» **What the task asks**
Reproduce the listing verbatim.

◇ ◇ ◇ ◇

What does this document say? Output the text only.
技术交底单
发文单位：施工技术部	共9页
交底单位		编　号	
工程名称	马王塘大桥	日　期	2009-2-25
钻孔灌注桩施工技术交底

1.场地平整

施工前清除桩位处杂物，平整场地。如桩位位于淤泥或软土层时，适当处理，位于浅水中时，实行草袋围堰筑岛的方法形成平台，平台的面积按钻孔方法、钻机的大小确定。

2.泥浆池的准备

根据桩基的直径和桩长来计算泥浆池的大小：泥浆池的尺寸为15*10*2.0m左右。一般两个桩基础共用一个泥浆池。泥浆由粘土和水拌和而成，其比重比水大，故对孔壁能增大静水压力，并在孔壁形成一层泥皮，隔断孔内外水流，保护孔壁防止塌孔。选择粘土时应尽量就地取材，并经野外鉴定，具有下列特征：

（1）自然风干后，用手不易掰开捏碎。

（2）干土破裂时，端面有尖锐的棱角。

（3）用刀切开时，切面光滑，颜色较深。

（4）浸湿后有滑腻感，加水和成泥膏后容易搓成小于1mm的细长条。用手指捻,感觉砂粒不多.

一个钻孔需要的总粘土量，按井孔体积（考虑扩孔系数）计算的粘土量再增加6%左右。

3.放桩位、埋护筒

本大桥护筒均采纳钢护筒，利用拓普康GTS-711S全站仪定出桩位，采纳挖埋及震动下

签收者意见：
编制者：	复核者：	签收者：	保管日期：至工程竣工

◇ ◇ ◇ ◇

» **Solution for this exercise**
What does this document say? Output the text only.
技术交底单
发文单位：施工技术部	共9页
交底单位		编　号	
工程名称	马王塘大桥	日　期	2009-2-25
钻孔灌注桩施工技术交底

1.场地平整

施工前清除桩位处杂物，平整场地。如桩位位于淤泥或软土层时，适当处理，位于浅水中时，实行草袋围堰筑岛的方法形成平台，平台的面积按钻孔方法、钻机的大小确定。

2.泥浆池的准备

根据桩基的直径和桩长来计算泥浆池的大小：泥浆池的尺寸为15*10*2.0m左右。一般两个桩基础共用一个泥浆池。泥浆由粘土和水拌和而成，其比重比水大，故对孔壁能增大静水压力，并在孔壁形成一层泥皮，隔断孔内外水流，保护孔壁防止塌孔。选择粘土时应尽量就地取材，并经野外鉴定，具有下列特征：

（1）自然风干后，用手不易掰开捏碎。

（2）干土破裂时，端面有尖锐的棱角。

（3）用刀切开时，切面光滑，颜色较深。

（4）浸湿后有滑腻感，加水和成泥膏后容易搓成小于1mm的细长条。用手指捻,感觉砂粒不多.

一个钻孔需要的总粘土量，按井孔体积（考虑扩孔系数）计算的粘土量再增加6%左右。

3.放桩位、埋护筒

本大桥护筒均采纳钢护筒，利用拓普康GTS-711S全站仪定出桩位，采纳挖埋及震动下

签收者意见：
编制者：	复核者：	签收者：	保管日期：至工程竣工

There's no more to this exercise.